(Entries taken from a collection)
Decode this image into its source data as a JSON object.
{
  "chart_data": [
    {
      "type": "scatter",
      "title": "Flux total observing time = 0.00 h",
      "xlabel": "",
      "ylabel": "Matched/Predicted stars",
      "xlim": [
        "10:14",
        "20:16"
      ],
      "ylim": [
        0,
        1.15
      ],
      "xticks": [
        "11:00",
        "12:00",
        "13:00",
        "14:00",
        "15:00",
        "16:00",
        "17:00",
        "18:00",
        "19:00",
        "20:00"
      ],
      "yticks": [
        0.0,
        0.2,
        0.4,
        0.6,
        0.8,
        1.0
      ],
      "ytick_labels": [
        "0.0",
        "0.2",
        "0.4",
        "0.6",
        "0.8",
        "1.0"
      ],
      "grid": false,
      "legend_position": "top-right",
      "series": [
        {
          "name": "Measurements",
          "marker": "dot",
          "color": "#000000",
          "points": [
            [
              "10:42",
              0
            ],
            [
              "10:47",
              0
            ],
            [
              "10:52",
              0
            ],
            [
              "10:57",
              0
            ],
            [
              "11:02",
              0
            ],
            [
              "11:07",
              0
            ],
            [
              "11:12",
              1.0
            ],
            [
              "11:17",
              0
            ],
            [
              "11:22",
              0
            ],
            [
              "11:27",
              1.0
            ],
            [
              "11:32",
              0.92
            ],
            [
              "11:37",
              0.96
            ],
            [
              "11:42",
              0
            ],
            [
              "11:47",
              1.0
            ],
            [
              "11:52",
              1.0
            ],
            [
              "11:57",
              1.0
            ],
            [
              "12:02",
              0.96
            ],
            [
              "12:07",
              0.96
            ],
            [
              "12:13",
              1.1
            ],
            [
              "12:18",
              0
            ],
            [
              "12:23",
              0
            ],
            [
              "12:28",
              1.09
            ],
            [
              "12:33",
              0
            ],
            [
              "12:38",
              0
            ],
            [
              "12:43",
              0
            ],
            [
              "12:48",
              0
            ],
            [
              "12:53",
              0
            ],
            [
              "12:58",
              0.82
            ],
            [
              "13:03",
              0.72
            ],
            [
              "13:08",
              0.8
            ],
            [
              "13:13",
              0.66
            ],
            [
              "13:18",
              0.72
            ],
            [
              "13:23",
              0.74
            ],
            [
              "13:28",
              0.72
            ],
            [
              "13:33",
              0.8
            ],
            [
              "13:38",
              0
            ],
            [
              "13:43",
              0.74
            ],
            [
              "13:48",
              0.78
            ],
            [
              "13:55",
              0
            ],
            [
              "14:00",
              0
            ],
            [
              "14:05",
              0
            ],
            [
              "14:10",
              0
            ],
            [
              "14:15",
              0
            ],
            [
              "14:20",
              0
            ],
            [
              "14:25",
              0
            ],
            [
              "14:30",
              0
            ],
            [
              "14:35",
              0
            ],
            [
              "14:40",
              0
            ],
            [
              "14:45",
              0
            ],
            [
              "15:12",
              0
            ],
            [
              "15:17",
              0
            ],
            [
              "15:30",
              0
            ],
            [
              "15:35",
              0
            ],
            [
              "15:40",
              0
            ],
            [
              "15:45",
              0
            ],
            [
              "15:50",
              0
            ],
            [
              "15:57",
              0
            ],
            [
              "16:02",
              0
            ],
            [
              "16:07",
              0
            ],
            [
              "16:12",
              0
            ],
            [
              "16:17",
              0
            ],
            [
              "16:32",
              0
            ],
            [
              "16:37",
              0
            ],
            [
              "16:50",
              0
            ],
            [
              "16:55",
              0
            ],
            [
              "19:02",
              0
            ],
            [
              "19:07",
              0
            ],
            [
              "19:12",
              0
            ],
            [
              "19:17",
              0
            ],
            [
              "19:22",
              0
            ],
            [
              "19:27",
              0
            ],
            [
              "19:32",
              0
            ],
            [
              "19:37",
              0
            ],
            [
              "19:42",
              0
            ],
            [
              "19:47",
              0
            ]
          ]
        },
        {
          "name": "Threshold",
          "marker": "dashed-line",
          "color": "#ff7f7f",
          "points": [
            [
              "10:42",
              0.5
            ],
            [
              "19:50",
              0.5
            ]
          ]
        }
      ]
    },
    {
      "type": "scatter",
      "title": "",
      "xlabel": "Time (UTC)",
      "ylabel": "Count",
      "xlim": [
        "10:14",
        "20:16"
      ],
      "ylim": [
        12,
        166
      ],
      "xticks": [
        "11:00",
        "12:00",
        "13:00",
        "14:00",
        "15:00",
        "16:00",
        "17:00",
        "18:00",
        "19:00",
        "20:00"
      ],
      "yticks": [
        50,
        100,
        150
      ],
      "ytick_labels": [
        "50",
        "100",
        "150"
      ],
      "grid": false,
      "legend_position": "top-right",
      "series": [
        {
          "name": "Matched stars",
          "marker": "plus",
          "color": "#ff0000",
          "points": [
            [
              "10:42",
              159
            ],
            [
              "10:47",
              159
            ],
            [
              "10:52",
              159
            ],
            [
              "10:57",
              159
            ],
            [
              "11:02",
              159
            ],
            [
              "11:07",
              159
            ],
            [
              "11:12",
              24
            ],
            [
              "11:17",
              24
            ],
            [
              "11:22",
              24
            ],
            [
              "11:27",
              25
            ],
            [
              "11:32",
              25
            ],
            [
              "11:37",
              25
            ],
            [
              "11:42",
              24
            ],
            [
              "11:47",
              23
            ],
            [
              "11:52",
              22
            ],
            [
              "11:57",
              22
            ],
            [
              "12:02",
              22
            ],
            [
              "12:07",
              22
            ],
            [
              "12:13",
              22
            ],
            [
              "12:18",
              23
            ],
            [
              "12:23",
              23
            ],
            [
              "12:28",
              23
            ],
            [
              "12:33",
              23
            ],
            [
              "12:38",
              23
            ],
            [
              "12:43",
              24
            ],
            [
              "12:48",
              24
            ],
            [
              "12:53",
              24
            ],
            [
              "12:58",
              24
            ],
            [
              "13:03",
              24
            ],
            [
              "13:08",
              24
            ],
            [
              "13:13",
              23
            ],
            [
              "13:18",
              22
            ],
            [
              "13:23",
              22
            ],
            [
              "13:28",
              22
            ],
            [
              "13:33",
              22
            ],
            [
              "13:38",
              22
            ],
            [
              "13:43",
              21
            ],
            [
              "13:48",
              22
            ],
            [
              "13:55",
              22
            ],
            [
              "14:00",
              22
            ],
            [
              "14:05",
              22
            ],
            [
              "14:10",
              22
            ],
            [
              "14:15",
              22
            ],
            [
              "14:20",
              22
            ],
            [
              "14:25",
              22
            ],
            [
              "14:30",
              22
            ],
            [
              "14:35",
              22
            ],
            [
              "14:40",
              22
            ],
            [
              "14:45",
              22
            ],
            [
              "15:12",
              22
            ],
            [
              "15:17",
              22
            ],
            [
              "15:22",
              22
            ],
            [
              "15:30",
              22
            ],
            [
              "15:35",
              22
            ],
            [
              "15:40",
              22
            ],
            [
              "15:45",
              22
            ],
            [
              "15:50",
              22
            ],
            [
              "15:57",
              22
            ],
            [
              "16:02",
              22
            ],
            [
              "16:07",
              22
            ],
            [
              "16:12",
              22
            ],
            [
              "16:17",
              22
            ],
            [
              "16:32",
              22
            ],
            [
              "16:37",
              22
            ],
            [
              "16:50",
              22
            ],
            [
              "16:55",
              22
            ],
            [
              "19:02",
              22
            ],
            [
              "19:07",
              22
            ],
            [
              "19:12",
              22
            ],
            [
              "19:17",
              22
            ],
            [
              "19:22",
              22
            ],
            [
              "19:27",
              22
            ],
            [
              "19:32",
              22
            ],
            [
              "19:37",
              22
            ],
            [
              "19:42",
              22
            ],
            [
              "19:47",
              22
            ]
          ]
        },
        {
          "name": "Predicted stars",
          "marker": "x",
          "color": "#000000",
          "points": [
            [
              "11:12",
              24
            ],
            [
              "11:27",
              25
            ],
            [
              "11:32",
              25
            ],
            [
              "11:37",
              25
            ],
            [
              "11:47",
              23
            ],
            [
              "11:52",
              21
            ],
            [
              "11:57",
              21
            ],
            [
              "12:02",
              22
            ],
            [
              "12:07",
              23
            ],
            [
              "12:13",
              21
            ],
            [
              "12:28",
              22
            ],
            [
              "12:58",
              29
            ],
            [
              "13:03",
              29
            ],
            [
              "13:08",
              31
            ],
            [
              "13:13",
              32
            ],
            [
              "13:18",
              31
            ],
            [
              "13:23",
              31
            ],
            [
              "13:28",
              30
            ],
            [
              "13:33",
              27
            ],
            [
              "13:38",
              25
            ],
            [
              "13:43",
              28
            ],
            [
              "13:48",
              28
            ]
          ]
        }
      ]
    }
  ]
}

> _Stated goal_:
Tell how many lines in the material above include the word "marker", giving the number only.

> _Response_:
4